== Data to process

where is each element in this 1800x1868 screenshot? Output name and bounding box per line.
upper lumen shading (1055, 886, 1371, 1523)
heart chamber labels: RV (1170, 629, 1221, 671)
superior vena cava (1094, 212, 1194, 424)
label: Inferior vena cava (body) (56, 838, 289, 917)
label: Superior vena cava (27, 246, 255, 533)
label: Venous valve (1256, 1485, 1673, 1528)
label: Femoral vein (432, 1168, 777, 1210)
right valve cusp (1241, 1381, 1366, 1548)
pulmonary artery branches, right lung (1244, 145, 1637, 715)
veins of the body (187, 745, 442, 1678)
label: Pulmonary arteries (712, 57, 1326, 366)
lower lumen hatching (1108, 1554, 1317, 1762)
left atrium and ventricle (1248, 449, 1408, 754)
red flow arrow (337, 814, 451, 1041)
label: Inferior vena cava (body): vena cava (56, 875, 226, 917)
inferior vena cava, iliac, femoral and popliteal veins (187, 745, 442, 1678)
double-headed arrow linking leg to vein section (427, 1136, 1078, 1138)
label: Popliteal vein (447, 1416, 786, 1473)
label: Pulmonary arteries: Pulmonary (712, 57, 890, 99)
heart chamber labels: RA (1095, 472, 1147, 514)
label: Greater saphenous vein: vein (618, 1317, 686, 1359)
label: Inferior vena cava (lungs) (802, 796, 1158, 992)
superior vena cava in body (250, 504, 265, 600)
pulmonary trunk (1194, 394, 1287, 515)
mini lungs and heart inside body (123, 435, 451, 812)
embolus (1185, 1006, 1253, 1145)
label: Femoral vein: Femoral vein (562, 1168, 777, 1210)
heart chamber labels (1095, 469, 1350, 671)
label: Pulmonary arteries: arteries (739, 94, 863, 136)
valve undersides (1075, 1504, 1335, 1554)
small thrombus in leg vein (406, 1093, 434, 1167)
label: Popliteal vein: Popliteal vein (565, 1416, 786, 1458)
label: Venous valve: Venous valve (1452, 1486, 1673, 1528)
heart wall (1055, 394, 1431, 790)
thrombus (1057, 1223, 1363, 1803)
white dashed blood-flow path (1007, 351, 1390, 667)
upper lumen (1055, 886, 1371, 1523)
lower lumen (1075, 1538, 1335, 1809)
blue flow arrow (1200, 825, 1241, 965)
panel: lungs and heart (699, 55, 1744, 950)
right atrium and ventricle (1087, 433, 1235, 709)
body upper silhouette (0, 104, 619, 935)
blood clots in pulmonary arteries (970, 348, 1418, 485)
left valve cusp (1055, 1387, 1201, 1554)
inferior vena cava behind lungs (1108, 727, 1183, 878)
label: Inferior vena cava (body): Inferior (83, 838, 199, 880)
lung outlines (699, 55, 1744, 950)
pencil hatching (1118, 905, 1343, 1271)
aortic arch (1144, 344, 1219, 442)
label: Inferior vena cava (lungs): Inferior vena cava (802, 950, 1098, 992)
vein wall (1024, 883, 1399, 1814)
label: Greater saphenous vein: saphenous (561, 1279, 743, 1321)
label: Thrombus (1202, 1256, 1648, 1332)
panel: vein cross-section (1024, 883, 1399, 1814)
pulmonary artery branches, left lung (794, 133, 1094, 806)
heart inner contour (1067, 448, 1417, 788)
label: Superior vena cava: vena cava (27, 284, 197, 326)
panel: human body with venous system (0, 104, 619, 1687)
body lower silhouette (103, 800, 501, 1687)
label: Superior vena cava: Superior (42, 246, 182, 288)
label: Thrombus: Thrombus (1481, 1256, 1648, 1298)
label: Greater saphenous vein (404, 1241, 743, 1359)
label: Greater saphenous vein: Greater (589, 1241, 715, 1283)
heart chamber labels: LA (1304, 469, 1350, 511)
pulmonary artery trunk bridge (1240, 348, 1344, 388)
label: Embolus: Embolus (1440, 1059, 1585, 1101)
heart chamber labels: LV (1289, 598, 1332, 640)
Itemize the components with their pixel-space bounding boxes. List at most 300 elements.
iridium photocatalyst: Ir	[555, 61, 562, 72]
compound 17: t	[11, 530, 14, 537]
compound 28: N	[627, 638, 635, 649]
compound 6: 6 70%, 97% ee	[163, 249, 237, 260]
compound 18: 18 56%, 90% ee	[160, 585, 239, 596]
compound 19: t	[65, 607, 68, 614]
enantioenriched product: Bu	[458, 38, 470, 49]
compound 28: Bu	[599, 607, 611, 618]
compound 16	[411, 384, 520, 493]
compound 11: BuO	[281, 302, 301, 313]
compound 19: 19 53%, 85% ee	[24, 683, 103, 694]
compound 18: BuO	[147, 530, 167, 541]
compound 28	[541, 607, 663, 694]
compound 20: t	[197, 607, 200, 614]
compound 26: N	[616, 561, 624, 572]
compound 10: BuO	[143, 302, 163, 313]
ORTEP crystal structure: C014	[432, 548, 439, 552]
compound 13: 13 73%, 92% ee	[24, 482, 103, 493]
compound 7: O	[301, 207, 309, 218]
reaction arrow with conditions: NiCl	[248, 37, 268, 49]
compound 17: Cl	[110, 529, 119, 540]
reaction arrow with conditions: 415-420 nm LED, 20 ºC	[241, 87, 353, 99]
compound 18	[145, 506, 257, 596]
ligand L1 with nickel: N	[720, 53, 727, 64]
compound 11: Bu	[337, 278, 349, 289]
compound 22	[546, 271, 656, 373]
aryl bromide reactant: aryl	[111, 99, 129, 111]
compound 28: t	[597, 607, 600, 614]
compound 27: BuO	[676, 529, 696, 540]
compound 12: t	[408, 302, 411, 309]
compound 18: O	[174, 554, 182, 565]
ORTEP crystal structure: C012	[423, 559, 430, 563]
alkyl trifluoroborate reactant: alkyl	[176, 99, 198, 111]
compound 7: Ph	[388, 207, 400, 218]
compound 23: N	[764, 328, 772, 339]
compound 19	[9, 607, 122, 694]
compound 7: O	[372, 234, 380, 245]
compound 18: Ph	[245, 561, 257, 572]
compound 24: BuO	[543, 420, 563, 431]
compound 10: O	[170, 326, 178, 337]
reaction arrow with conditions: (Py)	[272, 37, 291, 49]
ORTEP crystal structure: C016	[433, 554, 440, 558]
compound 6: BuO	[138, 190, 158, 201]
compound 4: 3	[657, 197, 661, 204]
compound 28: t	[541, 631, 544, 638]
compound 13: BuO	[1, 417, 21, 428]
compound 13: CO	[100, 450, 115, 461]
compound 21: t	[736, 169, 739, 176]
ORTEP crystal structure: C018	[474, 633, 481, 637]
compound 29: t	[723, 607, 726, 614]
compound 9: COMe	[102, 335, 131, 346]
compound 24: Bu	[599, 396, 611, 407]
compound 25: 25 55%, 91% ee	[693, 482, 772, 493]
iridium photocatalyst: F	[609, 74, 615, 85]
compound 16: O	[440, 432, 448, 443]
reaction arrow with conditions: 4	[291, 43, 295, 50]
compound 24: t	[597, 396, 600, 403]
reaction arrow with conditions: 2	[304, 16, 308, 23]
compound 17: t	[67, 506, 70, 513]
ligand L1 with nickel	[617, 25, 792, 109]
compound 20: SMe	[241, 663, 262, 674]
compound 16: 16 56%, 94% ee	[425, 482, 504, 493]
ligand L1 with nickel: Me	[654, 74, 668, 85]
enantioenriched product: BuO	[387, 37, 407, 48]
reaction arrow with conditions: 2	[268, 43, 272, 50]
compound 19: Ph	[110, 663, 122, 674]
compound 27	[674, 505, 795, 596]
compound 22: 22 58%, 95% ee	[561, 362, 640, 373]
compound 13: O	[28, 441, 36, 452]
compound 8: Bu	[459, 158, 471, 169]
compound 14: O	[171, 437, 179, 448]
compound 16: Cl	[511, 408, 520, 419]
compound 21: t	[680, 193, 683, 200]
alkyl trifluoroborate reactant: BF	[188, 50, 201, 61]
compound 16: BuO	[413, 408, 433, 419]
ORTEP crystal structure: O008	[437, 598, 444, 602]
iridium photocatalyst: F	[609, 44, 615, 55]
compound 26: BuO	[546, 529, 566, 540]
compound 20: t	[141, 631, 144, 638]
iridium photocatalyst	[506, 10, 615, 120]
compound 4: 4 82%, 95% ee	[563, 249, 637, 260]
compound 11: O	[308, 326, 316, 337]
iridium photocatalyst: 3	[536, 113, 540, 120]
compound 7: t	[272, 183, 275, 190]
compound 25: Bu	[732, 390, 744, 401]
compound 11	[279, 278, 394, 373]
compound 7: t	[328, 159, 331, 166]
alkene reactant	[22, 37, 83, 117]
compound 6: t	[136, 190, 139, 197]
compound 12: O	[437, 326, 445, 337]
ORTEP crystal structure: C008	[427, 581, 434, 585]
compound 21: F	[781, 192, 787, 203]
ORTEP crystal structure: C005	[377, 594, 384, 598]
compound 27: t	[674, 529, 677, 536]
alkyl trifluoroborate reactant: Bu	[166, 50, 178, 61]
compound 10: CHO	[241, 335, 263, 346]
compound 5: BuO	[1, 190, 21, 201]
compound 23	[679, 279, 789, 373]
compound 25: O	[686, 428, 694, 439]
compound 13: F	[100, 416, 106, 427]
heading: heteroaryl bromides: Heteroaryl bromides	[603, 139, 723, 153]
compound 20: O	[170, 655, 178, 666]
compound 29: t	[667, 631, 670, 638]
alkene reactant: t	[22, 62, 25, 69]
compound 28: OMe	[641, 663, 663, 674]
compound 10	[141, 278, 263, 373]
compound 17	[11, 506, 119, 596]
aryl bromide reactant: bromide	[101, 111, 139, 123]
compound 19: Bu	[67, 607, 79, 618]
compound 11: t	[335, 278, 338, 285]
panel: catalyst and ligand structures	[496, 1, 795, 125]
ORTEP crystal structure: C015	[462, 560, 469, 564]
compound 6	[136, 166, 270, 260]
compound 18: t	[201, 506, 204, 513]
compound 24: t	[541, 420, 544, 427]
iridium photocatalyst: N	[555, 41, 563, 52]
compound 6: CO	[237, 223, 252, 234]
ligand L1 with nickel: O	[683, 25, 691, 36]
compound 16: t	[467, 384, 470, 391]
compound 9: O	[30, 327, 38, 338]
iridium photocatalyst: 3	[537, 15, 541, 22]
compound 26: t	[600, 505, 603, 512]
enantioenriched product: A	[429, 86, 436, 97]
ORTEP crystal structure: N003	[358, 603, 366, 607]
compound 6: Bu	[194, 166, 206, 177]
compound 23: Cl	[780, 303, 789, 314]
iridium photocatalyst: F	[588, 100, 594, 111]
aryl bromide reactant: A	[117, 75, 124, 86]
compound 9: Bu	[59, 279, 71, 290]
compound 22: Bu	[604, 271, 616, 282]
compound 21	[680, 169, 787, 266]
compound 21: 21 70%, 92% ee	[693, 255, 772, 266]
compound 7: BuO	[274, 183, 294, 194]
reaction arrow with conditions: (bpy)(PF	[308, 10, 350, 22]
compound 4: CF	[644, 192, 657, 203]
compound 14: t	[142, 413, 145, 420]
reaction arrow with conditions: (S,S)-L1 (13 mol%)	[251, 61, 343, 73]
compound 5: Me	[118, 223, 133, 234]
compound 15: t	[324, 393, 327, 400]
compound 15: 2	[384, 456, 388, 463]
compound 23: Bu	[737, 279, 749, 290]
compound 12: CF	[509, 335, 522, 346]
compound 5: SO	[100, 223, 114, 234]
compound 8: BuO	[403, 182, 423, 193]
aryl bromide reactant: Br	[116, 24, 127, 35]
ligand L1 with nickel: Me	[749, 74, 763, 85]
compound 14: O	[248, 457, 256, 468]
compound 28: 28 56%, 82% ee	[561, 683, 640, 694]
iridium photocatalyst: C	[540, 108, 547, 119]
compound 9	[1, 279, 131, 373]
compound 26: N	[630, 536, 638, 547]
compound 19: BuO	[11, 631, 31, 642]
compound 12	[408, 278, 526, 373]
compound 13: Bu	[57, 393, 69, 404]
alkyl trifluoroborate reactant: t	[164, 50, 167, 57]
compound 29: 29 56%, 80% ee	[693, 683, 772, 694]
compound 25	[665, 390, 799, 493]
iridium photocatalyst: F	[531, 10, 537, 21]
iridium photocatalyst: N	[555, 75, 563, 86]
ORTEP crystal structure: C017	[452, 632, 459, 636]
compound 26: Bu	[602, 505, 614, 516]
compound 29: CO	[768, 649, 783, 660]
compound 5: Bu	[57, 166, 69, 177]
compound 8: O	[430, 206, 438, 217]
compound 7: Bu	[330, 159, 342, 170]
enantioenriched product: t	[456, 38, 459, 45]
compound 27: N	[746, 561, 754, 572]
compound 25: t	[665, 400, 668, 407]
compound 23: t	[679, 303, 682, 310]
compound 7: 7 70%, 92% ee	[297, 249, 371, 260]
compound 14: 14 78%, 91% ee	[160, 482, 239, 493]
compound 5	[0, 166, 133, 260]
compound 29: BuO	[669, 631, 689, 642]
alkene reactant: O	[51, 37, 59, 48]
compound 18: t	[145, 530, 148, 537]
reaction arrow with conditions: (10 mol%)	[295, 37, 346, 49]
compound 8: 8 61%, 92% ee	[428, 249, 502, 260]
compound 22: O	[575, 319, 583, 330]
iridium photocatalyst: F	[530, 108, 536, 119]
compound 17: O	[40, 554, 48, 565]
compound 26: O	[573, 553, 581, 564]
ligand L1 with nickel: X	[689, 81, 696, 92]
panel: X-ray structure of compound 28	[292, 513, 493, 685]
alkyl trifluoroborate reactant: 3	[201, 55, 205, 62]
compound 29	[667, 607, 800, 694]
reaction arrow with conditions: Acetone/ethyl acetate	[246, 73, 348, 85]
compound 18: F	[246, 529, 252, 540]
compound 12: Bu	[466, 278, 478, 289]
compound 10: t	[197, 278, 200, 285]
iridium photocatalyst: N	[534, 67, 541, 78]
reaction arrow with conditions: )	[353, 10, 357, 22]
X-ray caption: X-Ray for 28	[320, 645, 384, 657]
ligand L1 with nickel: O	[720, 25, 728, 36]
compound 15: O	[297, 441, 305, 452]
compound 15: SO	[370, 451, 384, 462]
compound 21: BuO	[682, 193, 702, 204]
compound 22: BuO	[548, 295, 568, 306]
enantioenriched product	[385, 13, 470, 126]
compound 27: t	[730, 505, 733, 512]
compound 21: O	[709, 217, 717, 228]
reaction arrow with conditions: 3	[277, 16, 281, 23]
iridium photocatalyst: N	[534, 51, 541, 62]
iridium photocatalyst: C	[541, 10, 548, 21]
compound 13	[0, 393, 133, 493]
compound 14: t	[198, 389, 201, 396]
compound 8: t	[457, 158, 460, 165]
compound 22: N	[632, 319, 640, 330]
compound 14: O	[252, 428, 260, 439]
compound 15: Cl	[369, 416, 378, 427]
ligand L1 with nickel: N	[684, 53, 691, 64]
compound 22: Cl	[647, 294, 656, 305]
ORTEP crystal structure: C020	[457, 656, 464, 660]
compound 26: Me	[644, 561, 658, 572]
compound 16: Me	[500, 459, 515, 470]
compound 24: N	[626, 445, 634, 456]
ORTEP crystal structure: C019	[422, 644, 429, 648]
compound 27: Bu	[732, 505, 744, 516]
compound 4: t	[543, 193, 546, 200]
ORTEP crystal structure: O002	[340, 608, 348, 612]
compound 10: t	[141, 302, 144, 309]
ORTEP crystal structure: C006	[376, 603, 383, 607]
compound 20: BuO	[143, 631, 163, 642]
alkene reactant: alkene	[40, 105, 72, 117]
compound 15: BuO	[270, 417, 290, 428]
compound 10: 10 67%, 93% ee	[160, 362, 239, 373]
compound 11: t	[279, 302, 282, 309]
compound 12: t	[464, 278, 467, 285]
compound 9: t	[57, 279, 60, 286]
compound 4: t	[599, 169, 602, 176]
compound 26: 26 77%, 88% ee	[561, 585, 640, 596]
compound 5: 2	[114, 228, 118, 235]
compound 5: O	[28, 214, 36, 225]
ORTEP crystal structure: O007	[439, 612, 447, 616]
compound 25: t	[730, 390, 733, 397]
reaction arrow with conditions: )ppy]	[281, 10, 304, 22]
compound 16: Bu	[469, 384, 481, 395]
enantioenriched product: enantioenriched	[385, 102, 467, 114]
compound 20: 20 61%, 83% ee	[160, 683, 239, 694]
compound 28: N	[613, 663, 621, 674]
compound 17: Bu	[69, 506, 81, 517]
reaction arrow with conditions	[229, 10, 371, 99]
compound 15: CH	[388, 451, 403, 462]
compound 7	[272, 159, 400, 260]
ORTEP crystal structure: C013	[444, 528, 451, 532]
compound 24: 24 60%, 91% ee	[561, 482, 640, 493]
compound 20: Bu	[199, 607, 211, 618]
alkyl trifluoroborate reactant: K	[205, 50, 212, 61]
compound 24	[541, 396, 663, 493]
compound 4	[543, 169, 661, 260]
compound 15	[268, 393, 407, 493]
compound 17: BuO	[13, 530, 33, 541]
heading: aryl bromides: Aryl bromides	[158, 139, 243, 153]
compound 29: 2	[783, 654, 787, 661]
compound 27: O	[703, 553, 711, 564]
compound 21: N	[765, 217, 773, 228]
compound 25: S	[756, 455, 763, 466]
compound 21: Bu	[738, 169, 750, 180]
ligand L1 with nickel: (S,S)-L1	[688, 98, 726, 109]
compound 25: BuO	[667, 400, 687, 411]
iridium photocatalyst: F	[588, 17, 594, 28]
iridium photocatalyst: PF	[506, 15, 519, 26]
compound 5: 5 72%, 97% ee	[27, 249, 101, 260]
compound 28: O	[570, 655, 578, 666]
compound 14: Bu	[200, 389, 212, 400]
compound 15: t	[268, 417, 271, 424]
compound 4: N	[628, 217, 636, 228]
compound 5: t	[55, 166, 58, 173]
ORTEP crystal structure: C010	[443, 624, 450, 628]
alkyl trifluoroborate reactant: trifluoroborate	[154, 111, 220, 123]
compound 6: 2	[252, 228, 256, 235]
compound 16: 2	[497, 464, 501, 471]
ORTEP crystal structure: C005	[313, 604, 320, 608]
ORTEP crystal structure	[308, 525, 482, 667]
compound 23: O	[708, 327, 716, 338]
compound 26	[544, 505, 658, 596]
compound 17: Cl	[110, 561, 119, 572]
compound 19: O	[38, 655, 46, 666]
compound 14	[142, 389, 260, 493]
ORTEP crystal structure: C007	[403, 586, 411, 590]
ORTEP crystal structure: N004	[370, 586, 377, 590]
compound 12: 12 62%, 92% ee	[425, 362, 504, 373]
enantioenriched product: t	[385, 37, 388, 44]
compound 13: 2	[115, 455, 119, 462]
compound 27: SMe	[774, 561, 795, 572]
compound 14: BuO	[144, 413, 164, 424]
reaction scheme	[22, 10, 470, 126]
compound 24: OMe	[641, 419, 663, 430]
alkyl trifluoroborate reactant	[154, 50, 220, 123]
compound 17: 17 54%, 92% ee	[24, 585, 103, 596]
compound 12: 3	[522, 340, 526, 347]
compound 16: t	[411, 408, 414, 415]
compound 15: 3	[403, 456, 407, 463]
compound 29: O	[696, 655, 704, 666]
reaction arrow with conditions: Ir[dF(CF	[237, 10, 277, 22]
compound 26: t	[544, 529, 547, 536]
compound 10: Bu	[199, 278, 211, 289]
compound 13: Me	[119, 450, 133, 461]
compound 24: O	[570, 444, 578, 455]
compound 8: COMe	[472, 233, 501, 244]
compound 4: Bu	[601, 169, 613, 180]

====

What you need to do: Please arrange everything from the start of the listing down to the line containing "heart chamber labels: RA", both ends included, as a numbered list, leaving out blank lines.

Right answer:
1. where is each element in this 1800x1868 screenshot? Output name and bounding box per line.
2. upper lumen shading (1055, 886, 1371, 1523)
3. heart chamber labels: RV (1170, 629, 1221, 671)
4. superior vena cava (1094, 212, 1194, 424)
5. label: Inferior vena cava (body) (56, 838, 289, 917)
6. label: Superior vena cava (27, 246, 255, 533)
7. label: Venous valve (1256, 1485, 1673, 1528)
8. label: Femoral vein (432, 1168, 777, 1210)
9. right valve cusp (1241, 1381, 1366, 1548)
10. pulmonary artery branches, right lung (1244, 145, 1637, 715)
11. veins of the body (187, 745, 442, 1678)
12. label: Pulmonary arteries (712, 57, 1326, 366)
13. lower lumen hatching (1108, 1554, 1317, 1762)
14. left atrium and ventricle (1248, 449, 1408, 754)
15. red flow arrow (337, 814, 451, 1041)
16. label: Inferior vena cava (body): vena cava (56, 875, 226, 917)
17. inferior vena cava, iliac, femoral and popliteal veins (187, 745, 442, 1678)
18. double-headed arrow linking leg to vein section (427, 1136, 1078, 1138)
19. label: Popliteal vein (447, 1416, 786, 1473)
20. label: Pulmonary arteries: Pulmonary (712, 57, 890, 99)
21. heart chamber labels: RA (1095, 472, 1147, 514)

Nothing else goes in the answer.